STATED PROBLEM >>
Retype the listing that follows, word for word.

Data items
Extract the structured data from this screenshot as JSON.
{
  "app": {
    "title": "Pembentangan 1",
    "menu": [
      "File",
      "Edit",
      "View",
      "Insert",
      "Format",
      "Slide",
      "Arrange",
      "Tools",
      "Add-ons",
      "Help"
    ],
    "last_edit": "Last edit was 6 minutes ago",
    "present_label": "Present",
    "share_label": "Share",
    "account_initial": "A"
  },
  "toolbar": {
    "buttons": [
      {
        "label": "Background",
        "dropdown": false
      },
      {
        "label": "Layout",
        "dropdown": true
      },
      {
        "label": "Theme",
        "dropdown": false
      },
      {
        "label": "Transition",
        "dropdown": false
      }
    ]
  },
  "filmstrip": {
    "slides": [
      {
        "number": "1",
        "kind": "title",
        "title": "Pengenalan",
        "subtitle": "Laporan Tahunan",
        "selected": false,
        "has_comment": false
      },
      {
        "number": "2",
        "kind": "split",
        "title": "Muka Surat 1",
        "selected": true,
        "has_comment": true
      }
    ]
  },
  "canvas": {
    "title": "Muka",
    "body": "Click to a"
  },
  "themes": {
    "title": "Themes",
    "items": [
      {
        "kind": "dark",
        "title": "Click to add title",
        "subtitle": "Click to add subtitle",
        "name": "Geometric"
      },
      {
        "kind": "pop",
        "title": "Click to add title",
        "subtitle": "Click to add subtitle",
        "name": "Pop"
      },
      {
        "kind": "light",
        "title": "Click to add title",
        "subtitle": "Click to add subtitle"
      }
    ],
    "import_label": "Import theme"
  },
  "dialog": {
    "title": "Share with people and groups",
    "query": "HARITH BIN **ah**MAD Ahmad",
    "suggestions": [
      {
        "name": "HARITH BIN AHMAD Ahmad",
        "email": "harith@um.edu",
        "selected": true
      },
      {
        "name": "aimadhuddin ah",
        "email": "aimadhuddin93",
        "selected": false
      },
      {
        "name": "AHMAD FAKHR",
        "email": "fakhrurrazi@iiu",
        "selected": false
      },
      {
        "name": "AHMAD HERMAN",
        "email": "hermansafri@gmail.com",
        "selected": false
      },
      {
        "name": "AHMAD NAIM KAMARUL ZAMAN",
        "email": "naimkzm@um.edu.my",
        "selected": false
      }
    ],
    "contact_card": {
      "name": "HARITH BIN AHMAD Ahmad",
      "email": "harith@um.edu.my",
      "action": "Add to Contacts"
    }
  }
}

FULL SOLUTION >>
Extract the structured data from this screenshot as JSON.
{
  "app": {
    "title": "Pembentangan 1",
    "menu": [
      "File",
      "Edit",
      "View",
      "Insert",
      "Format",
      "Slide",
      "Arrange",
      "Tools",
      "Add-ons",
      "Help"
    ],
    "last_edit": "Last edit was 6 minutes ago",
    "present_label": "Present",
    "share_label": "Share",
    "account_initial": "A"
  },
  "toolbar": {
    "buttons": [
      {
        "label": "Background",
        "dropdown": false
      },
      {
        "label": "Layout",
        "dropdown": true
      },
      {
        "label": "Theme",
        "dropdown": false
      },
      {
        "label": "Transition",
        "dropdown": false
      }
    ]
  },
  "filmstrip": {
    "slides": [
      {
        "number": "1",
        "kind": "title",
        "title": "Pengenalan",
        "subtitle": "Laporan Tahunan",
        "selected": false,
        "has_comment": false
      },
      {
        "number": "2",
        "kind": "split",
        "title": "Muka Surat 1",
        "selected": true,
        "has_comment": true
      }
    ]
  },
  "canvas": {
    "title": "Muka",
    "body": "Click to a"
  },
  "themes": {
    "title": "Themes",
    "items": [
      {
        "kind": "dark",
        "title": "Click to add title",
        "subtitle": "Click to add subtitle",
        "name": "Geometric"
      },
      {
        "kind": "pop",
        "title": "Click to add title",
        "subtitle": "Click to add subtitle",
        "name": "Pop"
      },
      {
        "kind": "light",
        "title": "Click to add title",
        "subtitle": "Click to add subtitle"
      }
    ],
    "import_label": "Import theme"
  },
  "dialog": {
    "title": "Share with people and groups",
    "query": "HARITH BIN **ah**MAD Ahmad",
    "suggestions": [
      {
        "name": "HARITH BIN AHMAD Ahmad",
        "email": "harith@um.edu",
        "selected": true
      },
      {
        "name": "aimadhuddin ah",
        "email": "aimadhuddin93",
        "selected": false
      },
      {
        "name": "AHMAD FAKHR",
        "email": "fakhrurrazi@iiu",
        "selected": false
      },
      {
        "name": "AHMAD HERMAN",
        "email": "hermansafri@gmail.com",
        "selected": false
      },
      {
        "name": "AHMAD NAIM KAMARUL ZAMAN",
        "email": "naimkzm@um.edu.my",
        "selected": false
      }
    ],
    "contact_card": {
      "name": "HARITH BIN AHMAD Ahmad",
      "email": "harith@um.edu.my",
      "action": "Add to Contacts"
    }
  }
}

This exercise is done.